--- start Data section ---
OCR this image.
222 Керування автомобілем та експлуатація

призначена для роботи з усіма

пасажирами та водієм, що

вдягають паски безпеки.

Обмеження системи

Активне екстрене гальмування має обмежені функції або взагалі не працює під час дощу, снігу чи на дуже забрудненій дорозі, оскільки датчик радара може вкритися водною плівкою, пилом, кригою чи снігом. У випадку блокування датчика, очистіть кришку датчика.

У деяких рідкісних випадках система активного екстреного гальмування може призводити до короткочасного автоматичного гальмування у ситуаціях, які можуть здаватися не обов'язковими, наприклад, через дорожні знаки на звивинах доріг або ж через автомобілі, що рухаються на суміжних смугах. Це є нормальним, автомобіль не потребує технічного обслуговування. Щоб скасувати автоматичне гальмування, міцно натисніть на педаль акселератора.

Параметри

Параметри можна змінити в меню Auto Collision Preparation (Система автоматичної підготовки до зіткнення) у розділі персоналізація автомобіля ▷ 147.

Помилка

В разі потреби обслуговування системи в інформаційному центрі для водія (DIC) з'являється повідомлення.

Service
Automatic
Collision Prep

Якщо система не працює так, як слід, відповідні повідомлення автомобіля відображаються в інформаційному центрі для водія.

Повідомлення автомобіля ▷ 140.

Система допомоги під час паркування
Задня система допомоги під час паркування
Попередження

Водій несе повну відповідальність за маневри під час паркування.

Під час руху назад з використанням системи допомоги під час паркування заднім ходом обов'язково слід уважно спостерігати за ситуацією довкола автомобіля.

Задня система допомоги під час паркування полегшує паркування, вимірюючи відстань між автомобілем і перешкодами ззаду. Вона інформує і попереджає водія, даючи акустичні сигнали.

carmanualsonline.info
--- end Data section ---
--- start Data section ---
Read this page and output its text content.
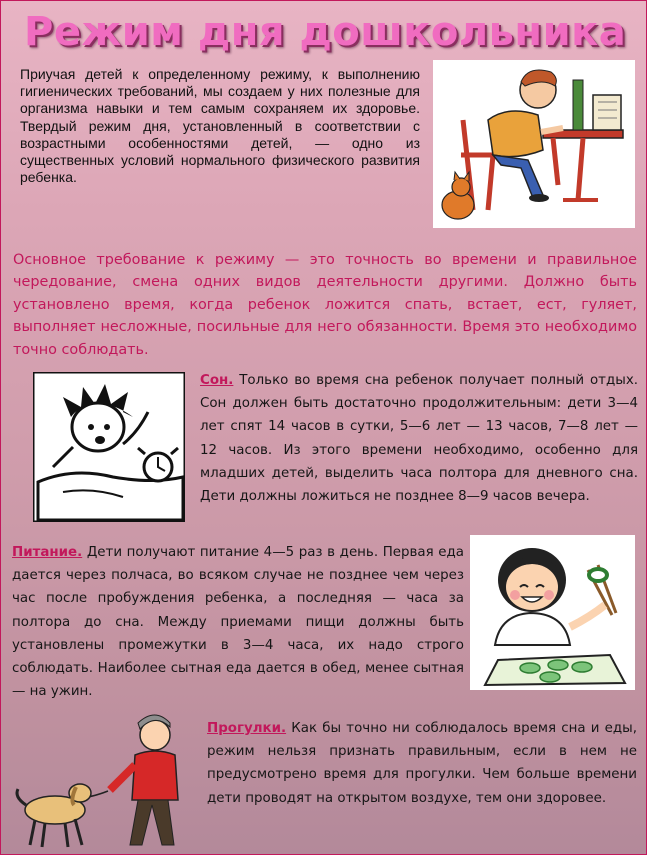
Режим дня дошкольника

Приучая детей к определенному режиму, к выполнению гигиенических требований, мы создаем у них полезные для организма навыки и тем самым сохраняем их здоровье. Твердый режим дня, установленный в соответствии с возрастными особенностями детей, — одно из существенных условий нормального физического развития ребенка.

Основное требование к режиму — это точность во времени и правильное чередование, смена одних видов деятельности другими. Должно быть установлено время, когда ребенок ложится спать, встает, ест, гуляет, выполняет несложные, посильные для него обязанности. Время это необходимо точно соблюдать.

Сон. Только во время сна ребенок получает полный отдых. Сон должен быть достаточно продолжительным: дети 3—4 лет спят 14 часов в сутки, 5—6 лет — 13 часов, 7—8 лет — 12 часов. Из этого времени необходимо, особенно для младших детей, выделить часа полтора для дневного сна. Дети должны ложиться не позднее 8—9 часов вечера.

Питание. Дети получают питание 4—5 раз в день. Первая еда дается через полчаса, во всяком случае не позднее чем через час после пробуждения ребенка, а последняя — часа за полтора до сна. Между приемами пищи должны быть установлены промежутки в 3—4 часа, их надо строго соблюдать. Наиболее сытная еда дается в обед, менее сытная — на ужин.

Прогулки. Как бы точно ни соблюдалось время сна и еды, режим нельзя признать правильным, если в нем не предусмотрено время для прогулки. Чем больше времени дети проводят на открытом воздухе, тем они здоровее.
--- end Data section ---
(Work instructions): Gather every line from the entries above where the word "Параметри" appears, and copy them.

(Answer to this exercise):
Параметри
Параметри можна змінити в меню Auto Collision Preparation (Система автоматичної підготовки до зіткнення) у розділі персоналізація автомобіля ▷ 147.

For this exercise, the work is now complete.